> Exercise directions: Give the data a second time, exactly and in full.

[Records from a data source]
- - - - - - -

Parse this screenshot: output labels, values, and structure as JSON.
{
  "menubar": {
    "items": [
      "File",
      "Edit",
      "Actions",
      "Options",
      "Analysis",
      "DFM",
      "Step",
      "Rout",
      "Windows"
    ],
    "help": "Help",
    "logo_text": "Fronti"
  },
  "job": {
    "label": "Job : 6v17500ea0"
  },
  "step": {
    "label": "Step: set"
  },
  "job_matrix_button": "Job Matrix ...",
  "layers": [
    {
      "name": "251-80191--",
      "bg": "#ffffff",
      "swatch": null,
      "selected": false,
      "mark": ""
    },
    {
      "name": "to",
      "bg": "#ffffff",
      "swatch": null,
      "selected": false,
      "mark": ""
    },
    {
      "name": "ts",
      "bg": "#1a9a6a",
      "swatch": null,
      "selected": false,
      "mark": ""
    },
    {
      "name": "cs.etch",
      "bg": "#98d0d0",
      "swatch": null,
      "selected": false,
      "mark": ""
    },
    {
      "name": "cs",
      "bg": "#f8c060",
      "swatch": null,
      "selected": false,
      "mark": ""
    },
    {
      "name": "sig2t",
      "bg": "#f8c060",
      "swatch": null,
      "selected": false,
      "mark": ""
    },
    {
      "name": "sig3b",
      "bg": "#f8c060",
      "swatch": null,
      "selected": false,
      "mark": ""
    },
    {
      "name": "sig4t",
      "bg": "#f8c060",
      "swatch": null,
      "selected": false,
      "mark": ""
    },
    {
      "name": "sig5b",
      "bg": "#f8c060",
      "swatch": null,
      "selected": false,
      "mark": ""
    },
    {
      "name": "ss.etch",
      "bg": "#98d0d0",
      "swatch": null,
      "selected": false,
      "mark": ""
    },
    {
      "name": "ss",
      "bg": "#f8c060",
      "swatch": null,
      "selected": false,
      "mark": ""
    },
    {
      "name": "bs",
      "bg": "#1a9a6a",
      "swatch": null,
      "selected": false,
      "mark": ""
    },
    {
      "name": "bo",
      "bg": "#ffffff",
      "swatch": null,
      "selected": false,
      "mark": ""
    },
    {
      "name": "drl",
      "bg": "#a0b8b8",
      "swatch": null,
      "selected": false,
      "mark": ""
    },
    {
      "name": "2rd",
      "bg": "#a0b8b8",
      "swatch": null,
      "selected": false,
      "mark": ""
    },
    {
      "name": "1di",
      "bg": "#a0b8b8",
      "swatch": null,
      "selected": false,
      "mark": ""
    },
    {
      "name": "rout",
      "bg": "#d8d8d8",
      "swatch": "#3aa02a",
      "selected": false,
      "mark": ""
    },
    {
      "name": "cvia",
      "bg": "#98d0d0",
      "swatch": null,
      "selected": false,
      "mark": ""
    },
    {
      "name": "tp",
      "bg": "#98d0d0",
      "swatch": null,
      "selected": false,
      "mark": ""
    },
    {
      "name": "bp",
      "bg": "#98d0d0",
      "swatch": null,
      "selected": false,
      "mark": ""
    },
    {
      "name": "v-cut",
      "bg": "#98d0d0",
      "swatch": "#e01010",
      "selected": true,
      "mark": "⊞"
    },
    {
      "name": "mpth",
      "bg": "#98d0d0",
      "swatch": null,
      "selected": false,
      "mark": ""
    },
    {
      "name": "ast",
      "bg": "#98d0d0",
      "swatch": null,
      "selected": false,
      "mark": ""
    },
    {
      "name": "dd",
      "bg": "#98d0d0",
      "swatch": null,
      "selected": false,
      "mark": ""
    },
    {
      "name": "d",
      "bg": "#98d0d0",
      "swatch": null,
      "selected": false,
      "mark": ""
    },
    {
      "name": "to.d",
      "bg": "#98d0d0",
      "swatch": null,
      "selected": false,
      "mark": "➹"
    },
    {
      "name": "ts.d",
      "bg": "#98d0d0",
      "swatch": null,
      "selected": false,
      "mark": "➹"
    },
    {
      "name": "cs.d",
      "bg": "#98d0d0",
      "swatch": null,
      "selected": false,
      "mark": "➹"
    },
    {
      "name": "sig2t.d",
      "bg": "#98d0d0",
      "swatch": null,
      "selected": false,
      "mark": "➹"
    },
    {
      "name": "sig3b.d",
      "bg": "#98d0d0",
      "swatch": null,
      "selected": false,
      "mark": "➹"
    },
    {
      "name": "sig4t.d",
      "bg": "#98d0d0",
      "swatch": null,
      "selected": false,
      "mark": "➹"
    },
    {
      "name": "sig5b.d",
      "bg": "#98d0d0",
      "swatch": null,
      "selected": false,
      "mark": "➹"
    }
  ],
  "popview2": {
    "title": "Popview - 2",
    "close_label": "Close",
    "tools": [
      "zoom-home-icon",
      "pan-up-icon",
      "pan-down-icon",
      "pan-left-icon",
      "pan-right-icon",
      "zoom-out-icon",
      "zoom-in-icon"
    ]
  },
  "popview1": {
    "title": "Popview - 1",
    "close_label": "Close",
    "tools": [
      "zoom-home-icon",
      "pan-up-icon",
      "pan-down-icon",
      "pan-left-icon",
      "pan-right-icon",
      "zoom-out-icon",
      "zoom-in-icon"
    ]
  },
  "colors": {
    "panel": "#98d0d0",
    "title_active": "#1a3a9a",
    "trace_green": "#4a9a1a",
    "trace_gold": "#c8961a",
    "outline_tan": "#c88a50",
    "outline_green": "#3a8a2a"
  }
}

- - - - - - -

> Result of this task:
Parse this screenshot: output labels, values, and structure as JSON.
{
  "menubar": {
    "items": [
      "File",
      "Edit",
      "Actions",
      "Options",
      "Analysis",
      "DFM",
      "Step",
      "Rout",
      "Windows"
    ],
    "help": "Help",
    "logo_text": "Fronti"
  },
  "job": {
    "label": "Job : 6v17500ea0"
  },
  "step": {
    "label": "Step: set"
  },
  "job_matrix_button": "Job Matrix ...",
  "layers": [
    {
      "name": "251-80191--",
      "bg": "#ffffff",
      "swatch": null,
      "selected": false,
      "mark": ""
    },
    {
      "name": "to",
      "bg": "#ffffff",
      "swatch": null,
      "selected": false,
      "mark": ""
    },
    {
      "name": "ts",
      "bg": "#1a9a6a",
      "swatch": null,
      "selected": false,
      "mark": ""
    },
    {
      "name": "cs.etch",
      "bg": "#98d0d0",
      "swatch": null,
      "selected": false,
      "mark": ""
    },
    {
      "name": "cs",
      "bg": "#f8c060",
      "swatch": null,
      "selected": false,
      "mark": ""
    },
    {
      "name": "sig2t",
      "bg": "#f8c060",
      "swatch": null,
      "selected": false,
      "mark": ""
    },
    {
      "name": "sig3b",
      "bg": "#f8c060",
      "swatch": null,
      "selected": false,
      "mark": ""
    },
    {
      "name": "sig4t",
      "bg": "#f8c060",
      "swatch": null,
      "selected": false,
      "mark": ""
    },
    {
      "name": "sig5b",
      "bg": "#f8c060",
      "swatch": null,
      "selected": false,
      "mark": ""
    },
    {
      "name": "ss.etch",
      "bg": "#98d0d0",
      "swatch": null,
      "selected": false,
      "mark": ""
    },
    {
      "name": "ss",
      "bg": "#f8c060",
      "swatch": null,
      "selected": false,
      "mark": ""
    },
    {
      "name": "bs",
      "bg": "#1a9a6a",
      "swatch": null,
      "selected": false,
      "mark": ""
    },
    {
      "name": "bo",
      "bg": "#ffffff",
      "swatch": null,
      "selected": false,
      "mark": ""
    },
    {
      "name": "drl",
      "bg": "#a0b8b8",
      "swatch": null,
      "selected": false,
      "mark": ""
    },
    {
      "name": "2rd",
      "bg": "#a0b8b8",
      "swatch": null,
      "selected": false,
      "mark": ""
    },
    {
      "name": "1di",
      "bg": "#a0b8b8",
      "swatch": null,
      "selected": false,
      "mark": ""
    },
    {
      "name": "rout",
      "bg": "#d8d8d8",
      "swatch": "#3aa02a",
      "selected": false,
      "mark": ""
    },
    {
      "name": "cvia",
      "bg": "#98d0d0",
      "swatch": null,
      "selected": false,
      "mark": ""
    },
    {
      "name": "tp",
      "bg": "#98d0d0",
      "swatch": null,
      "selected": false,
      "mark": ""
    },
    {
      "name": "bp",
      "bg": "#98d0d0",
      "swatch": null,
      "selected": false,
      "mark": ""
    },
    {
      "name": "v-cut",
      "bg": "#98d0d0",
      "swatch": "#e01010",
      "selected": true,
      "mark": "⊞"
    },
    {
      "name": "mpth",
      "bg": "#98d0d0",
      "swatch": null,
      "selected": false,
      "mark": ""
    },
    {
      "name": "ast",
      "bg": "#98d0d0",
      "swatch": null,
      "selected": false,
      "mark": ""
    },
    {
      "name": "dd",
      "bg": "#98d0d0",
      "swatch": null,
      "selected": false,
      "mark": ""
    },
    {
      "name": "d",
      "bg": "#98d0d0",
      "swatch": null,
      "selected": false,
      "mark": ""
    },
    {
      "name": "to.d",
      "bg": "#98d0d0",
      "swatch": null,
      "selected": false,
      "mark": "➹"
    },
    {
      "name": "ts.d",
      "bg": "#98d0d0",
      "swatch": null,
      "selected": false,
      "mark": "➹"
    },
    {
      "name": "cs.d",
      "bg": "#98d0d0",
      "swatch": null,
      "selected": false,
      "mark": "➹"
    },
    {
      "name": "sig2t.d",
      "bg": "#98d0d0",
      "swatch": null,
      "selected": false,
      "mark": "➹"
    },
    {
      "name": "sig3b.d",
      "bg": "#98d0d0",
      "swatch": null,
      "selected": false,
      "mark": "➹"
    },
    {
      "name": "sig4t.d",
      "bg": "#98d0d0",
      "swatch": null,
      "selected": false,
      "mark": "➹"
    },
    {
      "name": "sig5b.d",
      "bg": "#98d0d0",
      "swatch": null,
      "selected": false,
      "mark": "➹"
    }
  ],
  "popview2": {
    "title": "Popview - 2",
    "close_label": "Close",
    "tools": [
      "zoom-home-icon",
      "pan-up-icon",
      "pan-down-icon",
      "pan-left-icon",
      "pan-right-icon",
      "zoom-out-icon",
      "zoom-in-icon"
    ]
  },
  "popview1": {
    "title": "Popview - 1",
    "close_label": "Close",
    "tools": [
      "zoom-home-icon",
      "pan-up-icon",
      "pan-down-icon",
      "pan-left-icon",
      "pan-right-icon",
      "zoom-out-icon",
      "zoom-in-icon"
    ]
  },
  "colors": {
    "panel": "#98d0d0",
    "title_active": "#1a3a9a",
    "trace_green": "#4a9a1a",
    "trace_gold": "#c8961a",
    "outline_tan": "#c88a50",
    "outline_green": "#3a8a2a"
  }
}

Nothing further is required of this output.